[Figure record extracts]
Start

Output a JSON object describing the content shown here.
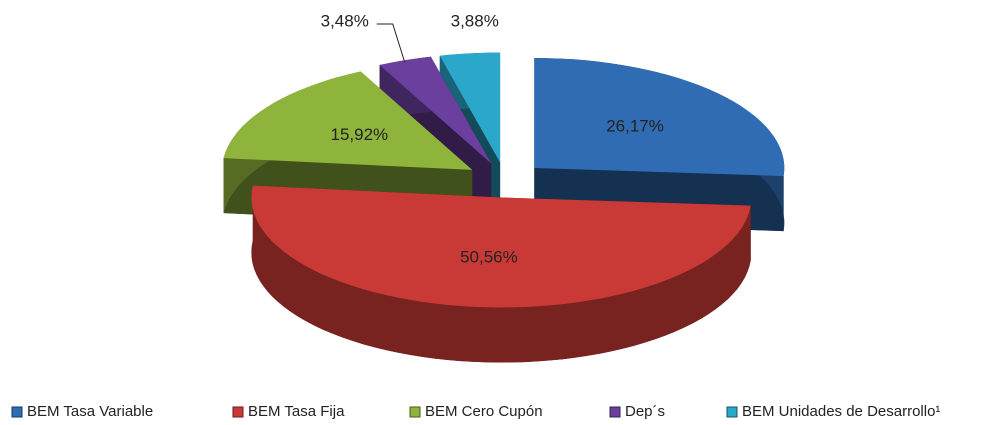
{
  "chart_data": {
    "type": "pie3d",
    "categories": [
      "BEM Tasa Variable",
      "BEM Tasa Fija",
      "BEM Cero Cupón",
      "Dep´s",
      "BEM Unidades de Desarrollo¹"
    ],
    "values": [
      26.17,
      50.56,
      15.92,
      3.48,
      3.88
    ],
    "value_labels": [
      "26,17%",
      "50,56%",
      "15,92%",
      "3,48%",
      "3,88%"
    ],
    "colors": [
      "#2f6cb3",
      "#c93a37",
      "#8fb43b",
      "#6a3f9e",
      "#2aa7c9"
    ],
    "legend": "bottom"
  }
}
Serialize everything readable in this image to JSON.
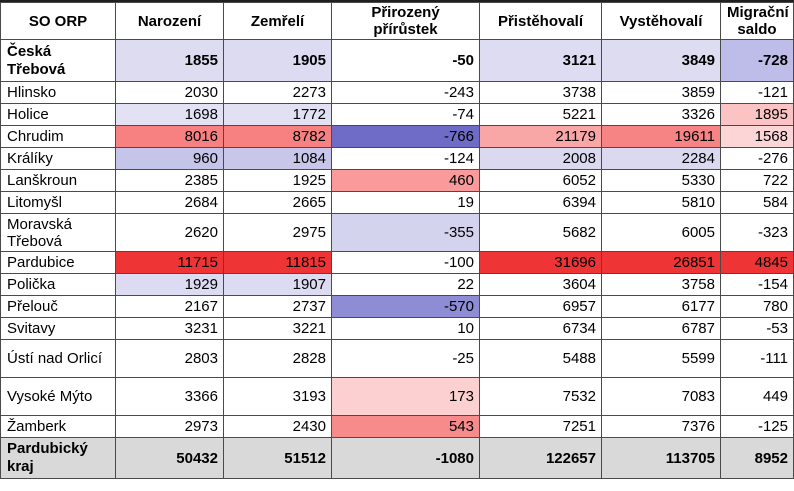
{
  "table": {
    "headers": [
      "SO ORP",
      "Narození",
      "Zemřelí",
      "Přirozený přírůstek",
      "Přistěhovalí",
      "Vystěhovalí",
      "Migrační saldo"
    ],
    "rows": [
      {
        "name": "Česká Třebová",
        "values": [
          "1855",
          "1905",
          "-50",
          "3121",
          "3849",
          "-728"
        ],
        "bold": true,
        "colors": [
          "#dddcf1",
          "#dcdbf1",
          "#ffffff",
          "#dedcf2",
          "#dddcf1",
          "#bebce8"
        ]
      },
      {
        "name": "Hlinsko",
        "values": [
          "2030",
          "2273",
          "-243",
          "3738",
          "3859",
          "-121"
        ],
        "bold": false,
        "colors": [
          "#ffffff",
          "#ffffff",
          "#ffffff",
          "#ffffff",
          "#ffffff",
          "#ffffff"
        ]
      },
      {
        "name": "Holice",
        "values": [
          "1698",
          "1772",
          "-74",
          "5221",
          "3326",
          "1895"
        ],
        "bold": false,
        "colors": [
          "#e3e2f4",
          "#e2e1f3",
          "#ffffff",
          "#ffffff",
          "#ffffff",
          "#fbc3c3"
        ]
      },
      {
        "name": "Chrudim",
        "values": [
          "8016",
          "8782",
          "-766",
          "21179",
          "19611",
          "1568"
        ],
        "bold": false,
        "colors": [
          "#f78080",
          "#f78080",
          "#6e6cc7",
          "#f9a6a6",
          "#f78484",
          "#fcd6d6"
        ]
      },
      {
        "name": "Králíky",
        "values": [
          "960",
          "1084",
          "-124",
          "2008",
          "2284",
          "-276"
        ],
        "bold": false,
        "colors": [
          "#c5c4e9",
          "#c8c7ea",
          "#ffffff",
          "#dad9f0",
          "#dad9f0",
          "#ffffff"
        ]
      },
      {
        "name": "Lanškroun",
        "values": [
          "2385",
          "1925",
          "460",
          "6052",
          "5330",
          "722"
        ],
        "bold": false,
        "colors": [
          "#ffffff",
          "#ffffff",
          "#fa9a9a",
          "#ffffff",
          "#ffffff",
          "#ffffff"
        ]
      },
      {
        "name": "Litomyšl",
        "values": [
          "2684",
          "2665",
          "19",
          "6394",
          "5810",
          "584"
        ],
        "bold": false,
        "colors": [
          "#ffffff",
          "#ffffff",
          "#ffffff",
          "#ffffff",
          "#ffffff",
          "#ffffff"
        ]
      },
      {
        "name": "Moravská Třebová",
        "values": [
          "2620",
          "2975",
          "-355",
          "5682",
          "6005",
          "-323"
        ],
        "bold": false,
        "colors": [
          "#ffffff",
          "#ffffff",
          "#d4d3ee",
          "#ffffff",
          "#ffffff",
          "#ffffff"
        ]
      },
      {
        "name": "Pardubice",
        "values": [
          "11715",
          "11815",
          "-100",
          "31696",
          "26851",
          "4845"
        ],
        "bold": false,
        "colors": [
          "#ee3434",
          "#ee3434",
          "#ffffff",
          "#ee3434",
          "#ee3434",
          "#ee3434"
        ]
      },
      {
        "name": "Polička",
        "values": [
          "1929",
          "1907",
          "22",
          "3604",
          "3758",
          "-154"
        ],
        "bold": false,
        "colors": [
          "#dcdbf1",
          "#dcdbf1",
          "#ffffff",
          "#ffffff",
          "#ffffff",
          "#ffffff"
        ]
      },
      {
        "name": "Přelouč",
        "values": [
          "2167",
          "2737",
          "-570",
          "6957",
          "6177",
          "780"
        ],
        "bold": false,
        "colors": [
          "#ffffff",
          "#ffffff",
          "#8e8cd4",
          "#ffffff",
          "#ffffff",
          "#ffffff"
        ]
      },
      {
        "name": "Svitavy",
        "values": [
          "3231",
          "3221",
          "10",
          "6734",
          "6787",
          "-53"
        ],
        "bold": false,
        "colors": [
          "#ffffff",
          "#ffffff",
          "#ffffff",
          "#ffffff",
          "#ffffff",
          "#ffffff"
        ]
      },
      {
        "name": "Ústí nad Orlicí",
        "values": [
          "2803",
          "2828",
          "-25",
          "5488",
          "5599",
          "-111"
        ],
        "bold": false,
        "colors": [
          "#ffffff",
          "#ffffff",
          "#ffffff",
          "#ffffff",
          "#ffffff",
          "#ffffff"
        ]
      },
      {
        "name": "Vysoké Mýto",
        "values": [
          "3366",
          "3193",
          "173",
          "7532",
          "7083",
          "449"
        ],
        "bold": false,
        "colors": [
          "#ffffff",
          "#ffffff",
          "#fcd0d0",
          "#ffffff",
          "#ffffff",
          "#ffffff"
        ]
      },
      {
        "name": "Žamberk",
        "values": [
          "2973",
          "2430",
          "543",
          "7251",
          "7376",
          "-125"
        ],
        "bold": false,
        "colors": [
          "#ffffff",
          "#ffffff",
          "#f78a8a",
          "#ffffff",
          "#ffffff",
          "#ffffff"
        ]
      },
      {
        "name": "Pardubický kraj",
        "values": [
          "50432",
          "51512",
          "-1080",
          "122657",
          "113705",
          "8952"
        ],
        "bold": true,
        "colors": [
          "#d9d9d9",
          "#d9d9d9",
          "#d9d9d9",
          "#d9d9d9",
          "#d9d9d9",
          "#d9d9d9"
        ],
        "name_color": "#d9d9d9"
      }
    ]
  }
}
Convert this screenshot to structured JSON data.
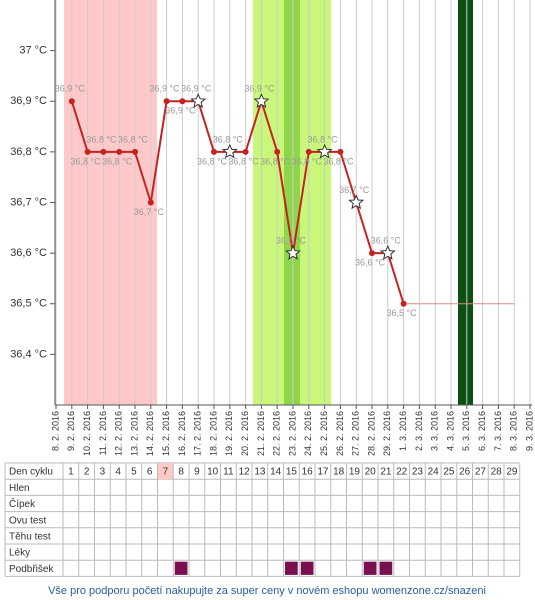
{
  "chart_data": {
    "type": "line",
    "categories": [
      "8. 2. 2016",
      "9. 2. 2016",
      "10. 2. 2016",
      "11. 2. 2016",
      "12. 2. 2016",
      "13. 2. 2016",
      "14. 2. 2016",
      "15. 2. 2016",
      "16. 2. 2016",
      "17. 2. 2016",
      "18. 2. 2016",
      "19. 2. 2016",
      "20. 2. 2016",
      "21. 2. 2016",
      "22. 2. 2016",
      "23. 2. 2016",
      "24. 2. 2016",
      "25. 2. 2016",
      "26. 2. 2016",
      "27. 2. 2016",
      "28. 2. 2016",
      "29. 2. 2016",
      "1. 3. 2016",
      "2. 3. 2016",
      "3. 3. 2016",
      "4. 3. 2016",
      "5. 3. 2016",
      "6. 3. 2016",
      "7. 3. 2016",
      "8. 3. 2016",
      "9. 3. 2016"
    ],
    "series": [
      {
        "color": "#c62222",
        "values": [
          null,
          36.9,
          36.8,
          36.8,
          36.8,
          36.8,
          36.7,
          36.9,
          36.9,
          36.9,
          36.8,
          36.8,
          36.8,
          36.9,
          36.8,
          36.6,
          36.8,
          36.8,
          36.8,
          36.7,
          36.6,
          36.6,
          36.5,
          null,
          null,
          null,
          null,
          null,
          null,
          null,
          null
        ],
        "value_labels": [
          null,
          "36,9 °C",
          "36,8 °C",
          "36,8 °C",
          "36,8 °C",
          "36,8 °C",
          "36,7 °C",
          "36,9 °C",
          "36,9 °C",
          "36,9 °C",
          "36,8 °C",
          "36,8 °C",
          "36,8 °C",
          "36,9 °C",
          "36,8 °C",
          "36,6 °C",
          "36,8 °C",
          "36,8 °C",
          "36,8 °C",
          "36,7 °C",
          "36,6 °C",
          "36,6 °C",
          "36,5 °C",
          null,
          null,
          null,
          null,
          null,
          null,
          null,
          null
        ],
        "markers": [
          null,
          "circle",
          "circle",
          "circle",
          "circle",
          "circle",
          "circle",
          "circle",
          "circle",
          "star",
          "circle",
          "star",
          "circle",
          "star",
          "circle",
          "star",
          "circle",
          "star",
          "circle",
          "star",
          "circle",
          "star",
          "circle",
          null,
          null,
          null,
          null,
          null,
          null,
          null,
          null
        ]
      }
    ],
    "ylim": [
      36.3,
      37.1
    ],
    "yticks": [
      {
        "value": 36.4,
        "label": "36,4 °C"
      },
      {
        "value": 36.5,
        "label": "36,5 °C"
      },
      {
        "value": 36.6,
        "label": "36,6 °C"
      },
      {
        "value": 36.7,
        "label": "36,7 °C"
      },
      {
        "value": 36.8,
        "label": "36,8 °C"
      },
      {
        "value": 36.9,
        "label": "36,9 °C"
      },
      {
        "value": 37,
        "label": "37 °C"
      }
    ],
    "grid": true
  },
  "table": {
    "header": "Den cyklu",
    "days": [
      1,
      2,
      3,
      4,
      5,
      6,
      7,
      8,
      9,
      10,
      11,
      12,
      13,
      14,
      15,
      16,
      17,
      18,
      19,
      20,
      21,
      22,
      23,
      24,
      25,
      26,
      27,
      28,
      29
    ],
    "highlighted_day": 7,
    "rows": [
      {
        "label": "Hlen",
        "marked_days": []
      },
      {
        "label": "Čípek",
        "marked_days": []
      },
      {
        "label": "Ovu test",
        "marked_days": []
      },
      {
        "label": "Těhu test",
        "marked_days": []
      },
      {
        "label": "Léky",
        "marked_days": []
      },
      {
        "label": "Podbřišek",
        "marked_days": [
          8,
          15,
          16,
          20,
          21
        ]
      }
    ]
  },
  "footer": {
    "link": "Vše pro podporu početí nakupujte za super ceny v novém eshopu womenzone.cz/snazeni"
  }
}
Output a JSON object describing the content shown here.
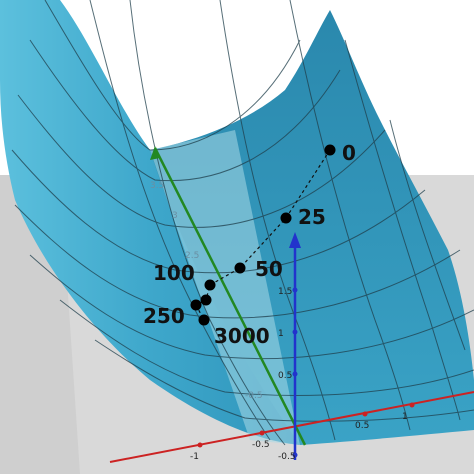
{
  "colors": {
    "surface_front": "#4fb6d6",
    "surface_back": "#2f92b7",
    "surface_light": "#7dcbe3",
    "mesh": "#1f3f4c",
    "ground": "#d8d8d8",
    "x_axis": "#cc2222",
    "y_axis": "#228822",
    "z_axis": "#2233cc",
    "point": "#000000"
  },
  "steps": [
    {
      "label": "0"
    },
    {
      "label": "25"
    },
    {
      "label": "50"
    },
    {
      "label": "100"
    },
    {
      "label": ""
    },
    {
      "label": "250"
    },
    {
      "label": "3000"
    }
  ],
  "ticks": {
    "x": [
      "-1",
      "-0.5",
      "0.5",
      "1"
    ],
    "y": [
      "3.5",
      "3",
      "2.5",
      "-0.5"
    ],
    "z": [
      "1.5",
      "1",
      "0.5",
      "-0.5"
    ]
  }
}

End

--- REQUIREMENT ---
Pick out the lines that contain "Třebová" and copy them.

--- TASK ANSWER ---
        "name": "Česká Třebová",
        "name": "Moravská Třebová",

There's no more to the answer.